## [Your goal]
Find every line in the records below that holds the word "Radiation" and copy it.

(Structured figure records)

○ ○ ○

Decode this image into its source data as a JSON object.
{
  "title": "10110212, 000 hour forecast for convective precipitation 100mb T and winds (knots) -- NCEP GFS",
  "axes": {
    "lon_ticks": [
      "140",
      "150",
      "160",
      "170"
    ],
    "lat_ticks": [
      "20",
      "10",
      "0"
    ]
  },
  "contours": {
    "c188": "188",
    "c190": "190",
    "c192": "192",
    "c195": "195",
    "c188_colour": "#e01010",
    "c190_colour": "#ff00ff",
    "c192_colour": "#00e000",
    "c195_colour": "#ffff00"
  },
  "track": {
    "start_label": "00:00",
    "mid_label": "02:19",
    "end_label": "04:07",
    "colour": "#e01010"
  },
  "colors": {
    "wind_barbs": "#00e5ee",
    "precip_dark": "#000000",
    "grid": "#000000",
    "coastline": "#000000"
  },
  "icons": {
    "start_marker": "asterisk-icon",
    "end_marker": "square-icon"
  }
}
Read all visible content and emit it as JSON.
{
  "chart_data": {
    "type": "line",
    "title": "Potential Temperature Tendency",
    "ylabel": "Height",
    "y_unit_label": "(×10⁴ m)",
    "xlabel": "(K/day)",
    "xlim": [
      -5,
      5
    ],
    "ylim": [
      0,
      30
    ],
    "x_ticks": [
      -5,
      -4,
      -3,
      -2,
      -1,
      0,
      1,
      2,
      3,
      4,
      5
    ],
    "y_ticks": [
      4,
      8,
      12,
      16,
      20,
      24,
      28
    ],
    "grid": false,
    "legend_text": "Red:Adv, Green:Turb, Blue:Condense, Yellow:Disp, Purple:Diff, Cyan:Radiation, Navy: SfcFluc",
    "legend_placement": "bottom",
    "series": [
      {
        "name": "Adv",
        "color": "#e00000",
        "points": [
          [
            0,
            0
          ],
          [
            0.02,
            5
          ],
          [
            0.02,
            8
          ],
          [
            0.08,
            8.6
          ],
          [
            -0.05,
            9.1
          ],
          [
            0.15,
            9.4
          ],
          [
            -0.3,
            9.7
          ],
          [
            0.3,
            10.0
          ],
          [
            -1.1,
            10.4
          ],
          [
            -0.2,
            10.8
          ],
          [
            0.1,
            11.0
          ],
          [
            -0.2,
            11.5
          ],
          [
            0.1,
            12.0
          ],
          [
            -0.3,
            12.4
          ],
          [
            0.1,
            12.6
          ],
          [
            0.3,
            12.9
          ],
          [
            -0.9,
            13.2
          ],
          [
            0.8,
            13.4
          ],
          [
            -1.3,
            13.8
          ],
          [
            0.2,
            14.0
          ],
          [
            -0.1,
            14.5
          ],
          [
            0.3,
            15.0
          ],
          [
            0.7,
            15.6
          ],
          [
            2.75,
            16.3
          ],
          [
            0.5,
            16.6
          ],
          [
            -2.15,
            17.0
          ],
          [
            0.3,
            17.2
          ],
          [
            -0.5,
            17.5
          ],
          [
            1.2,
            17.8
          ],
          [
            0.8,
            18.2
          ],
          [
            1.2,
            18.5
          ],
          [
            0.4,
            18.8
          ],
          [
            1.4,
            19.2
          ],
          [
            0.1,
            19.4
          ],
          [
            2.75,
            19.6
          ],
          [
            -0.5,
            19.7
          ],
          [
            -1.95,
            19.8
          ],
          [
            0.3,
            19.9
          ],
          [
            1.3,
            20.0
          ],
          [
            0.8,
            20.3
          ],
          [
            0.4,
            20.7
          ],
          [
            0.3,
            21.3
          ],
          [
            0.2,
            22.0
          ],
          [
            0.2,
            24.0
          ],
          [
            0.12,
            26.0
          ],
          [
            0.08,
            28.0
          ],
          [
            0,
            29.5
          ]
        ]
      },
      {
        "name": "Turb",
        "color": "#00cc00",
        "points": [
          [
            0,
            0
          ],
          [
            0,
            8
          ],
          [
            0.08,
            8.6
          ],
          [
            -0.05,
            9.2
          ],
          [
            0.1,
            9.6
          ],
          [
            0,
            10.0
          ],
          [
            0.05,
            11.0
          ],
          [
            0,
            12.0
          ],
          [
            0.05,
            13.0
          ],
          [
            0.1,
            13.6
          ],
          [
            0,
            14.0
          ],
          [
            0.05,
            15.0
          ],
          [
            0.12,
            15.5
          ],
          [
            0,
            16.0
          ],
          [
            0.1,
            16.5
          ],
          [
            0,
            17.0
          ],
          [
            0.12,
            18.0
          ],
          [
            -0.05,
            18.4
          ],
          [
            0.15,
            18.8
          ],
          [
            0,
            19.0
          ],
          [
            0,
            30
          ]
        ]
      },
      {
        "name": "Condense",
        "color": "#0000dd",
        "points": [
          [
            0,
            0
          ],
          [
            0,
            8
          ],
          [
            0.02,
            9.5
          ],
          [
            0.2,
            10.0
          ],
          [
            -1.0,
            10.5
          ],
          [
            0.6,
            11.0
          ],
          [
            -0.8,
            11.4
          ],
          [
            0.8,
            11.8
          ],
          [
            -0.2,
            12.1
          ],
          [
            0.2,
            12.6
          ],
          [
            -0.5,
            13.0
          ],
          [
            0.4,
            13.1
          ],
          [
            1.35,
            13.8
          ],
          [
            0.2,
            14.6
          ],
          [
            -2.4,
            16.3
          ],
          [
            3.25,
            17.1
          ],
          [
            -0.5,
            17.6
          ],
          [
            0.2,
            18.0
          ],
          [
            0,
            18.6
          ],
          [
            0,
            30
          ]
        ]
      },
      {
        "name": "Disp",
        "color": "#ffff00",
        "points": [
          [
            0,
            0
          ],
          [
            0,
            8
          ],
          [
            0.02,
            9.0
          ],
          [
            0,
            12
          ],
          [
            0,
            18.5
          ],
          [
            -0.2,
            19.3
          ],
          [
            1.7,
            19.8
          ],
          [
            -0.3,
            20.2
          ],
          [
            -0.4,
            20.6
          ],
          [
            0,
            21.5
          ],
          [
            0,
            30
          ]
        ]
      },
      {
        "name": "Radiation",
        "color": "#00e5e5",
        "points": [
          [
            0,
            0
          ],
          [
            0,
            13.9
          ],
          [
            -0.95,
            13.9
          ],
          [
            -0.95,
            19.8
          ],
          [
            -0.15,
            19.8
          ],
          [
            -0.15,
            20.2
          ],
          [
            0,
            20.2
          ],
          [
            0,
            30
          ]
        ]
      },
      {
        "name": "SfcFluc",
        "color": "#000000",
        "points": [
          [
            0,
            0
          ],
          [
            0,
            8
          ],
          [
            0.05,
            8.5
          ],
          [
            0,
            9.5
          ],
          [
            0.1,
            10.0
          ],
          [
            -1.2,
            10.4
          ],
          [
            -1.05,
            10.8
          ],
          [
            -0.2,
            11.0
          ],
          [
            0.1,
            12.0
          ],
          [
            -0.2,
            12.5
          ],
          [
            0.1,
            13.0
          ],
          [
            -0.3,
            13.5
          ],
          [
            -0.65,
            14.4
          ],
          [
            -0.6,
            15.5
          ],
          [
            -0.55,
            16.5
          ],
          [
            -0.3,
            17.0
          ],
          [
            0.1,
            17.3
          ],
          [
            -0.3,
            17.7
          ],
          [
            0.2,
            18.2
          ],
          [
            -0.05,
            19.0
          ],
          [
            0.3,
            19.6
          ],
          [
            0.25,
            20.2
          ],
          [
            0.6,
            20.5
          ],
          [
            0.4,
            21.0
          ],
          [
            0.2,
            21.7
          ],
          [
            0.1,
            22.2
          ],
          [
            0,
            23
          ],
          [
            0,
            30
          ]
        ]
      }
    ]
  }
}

○ ○ ○

## [Task output]
    "legend_text": "Red:Adv, Green:Turb, Blue:Condense, Yellow:Disp, Purple:Diff, Cyan:Radiation, Navy: SfcFluc",
        "name": "Radiation",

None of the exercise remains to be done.